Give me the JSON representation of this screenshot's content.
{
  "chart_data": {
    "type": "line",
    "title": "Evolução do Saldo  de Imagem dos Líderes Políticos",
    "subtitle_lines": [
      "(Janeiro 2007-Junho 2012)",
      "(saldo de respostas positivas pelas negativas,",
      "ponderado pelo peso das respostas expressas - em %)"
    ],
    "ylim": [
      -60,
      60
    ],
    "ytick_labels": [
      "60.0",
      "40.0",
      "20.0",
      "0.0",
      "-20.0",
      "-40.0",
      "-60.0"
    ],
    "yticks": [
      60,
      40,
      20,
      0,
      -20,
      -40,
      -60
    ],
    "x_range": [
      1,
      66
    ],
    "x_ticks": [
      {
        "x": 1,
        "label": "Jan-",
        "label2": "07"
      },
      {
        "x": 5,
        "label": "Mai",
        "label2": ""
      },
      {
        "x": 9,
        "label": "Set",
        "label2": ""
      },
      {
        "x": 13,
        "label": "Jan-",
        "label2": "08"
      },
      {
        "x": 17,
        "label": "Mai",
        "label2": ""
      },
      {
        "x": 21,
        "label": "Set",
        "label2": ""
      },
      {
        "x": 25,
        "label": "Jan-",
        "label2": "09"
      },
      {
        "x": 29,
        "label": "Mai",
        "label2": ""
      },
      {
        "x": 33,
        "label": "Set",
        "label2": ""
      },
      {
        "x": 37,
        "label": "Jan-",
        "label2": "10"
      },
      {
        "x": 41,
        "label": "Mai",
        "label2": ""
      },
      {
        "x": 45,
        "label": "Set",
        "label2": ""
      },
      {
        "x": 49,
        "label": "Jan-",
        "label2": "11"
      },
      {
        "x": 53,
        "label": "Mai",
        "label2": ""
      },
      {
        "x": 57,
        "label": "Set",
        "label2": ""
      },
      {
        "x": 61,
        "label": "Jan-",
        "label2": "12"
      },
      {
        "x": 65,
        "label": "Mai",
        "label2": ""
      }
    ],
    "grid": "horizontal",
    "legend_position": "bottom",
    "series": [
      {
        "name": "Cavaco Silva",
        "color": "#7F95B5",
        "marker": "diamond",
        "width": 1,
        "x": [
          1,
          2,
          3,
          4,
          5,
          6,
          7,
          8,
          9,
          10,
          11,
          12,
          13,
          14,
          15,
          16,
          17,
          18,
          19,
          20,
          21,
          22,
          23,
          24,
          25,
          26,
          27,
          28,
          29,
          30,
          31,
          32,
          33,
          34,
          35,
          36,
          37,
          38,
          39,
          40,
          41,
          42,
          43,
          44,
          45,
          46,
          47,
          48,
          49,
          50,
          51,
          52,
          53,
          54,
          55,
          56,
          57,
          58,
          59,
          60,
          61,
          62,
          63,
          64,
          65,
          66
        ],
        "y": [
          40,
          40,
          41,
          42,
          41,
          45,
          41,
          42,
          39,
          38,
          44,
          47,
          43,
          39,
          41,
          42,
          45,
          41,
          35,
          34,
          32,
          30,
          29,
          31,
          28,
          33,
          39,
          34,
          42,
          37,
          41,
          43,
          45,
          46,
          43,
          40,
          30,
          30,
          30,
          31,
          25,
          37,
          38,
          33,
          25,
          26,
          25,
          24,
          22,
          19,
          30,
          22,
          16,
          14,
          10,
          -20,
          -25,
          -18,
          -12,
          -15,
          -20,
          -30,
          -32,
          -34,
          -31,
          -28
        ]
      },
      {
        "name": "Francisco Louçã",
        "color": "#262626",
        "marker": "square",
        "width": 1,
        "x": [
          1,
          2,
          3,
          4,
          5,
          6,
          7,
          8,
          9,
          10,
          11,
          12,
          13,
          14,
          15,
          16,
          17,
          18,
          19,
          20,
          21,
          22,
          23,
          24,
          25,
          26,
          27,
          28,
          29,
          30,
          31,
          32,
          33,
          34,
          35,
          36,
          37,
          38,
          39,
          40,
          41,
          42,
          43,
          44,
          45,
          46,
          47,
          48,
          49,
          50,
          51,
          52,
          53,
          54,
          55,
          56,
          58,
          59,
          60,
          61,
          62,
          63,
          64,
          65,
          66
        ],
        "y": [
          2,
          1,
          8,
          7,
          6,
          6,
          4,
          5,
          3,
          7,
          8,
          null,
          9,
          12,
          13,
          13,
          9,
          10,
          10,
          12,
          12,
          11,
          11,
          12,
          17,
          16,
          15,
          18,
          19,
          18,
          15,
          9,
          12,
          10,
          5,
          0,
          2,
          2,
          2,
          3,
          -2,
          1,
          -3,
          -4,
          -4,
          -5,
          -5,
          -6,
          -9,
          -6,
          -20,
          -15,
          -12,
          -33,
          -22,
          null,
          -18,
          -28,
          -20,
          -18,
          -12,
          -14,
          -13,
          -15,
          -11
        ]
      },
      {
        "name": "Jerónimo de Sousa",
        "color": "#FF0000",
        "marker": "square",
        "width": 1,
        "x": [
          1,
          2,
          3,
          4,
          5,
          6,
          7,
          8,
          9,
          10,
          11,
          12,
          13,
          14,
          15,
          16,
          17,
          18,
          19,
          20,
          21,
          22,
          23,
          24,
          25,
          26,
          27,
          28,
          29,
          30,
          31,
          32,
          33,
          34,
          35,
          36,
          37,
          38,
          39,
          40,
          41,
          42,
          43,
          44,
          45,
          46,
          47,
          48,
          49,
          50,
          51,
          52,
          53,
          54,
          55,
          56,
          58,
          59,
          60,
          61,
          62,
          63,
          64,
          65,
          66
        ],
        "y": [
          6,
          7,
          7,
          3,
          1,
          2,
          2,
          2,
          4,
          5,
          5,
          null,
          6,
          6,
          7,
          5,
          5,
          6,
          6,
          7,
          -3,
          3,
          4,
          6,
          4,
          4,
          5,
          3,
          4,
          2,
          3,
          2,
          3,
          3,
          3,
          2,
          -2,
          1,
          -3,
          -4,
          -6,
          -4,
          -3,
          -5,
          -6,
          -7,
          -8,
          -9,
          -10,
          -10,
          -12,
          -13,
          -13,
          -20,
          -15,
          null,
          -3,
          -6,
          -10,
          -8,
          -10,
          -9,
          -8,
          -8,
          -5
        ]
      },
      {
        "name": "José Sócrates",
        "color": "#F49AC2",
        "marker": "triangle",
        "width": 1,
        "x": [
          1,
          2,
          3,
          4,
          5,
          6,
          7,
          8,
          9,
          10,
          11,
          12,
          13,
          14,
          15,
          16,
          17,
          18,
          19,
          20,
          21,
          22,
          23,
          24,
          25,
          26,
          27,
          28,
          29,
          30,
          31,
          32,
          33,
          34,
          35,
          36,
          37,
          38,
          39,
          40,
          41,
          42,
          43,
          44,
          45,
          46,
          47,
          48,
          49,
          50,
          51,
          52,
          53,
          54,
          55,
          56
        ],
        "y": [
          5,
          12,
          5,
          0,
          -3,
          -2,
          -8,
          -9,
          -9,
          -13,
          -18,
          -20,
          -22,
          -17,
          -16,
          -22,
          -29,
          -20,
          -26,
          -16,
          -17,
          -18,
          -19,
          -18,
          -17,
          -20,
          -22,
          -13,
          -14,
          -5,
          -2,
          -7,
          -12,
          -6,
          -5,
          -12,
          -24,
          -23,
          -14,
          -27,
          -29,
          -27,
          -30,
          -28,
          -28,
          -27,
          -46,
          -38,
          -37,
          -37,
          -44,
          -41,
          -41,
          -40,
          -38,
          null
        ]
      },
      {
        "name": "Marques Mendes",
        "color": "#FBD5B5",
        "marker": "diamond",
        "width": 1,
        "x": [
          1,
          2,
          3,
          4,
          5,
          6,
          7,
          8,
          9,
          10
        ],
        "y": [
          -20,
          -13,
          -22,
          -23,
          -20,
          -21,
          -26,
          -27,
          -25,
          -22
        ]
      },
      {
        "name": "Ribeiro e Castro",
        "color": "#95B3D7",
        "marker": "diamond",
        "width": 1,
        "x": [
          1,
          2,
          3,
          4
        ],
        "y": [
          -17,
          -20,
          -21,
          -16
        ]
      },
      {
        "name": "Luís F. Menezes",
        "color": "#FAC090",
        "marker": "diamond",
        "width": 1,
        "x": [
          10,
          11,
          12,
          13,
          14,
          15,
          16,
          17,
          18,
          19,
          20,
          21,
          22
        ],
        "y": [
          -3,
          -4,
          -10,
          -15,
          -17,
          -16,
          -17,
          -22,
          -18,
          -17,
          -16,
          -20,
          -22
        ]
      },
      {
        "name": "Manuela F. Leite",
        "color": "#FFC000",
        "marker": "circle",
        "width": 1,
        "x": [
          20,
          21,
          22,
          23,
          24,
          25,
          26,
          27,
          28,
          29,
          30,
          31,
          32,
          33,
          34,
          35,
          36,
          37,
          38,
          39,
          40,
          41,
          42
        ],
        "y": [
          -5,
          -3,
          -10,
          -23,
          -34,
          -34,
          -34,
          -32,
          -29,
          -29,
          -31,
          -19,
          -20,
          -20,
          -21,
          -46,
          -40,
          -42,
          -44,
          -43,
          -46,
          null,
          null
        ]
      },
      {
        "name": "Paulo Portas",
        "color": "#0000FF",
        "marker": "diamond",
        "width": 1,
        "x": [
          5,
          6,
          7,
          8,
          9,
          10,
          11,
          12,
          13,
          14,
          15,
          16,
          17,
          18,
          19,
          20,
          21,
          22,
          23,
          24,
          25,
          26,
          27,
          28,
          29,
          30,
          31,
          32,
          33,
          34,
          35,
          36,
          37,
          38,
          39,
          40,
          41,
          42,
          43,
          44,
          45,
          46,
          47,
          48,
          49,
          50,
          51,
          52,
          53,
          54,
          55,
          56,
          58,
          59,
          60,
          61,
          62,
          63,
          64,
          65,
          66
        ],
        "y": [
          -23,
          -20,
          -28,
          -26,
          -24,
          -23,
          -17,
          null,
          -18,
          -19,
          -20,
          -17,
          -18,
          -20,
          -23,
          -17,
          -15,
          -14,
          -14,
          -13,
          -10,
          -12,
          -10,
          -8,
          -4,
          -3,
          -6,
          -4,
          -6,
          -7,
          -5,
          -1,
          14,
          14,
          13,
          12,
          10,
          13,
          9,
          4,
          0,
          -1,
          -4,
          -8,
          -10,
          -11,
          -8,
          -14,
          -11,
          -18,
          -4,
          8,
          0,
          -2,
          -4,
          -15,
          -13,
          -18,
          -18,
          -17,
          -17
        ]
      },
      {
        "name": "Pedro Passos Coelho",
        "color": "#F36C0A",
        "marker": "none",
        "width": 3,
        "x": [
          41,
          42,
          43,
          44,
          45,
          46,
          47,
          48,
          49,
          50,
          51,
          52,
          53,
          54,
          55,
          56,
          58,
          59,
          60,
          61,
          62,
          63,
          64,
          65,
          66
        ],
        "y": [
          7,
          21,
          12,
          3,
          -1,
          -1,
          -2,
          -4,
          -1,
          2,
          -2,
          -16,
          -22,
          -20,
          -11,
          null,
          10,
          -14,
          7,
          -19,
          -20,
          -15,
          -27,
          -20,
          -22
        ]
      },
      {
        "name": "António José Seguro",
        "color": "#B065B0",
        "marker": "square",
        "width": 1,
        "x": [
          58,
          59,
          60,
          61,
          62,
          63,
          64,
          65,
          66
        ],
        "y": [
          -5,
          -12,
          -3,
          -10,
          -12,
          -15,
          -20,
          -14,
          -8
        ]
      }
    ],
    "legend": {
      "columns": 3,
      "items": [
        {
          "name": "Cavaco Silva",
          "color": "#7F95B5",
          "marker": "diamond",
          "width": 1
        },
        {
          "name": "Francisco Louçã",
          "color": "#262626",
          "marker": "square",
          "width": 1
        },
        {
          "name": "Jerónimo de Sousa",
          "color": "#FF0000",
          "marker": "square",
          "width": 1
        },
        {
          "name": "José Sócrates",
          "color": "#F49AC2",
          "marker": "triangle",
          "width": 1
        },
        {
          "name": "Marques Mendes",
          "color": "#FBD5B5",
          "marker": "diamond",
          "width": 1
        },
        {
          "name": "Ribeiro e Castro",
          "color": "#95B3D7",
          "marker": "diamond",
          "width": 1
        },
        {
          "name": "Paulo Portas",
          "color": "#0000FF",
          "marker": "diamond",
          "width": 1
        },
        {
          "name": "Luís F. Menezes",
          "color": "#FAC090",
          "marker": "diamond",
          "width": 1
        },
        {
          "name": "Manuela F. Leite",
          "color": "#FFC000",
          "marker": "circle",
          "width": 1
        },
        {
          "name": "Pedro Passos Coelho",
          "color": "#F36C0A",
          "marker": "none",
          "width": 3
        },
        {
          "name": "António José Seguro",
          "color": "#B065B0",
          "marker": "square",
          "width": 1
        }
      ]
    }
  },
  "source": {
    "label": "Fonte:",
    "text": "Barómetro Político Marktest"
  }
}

**Task instructions:** Work out how many lines above contain the word "Coelho". Give only the number.

**Solved problem:** 2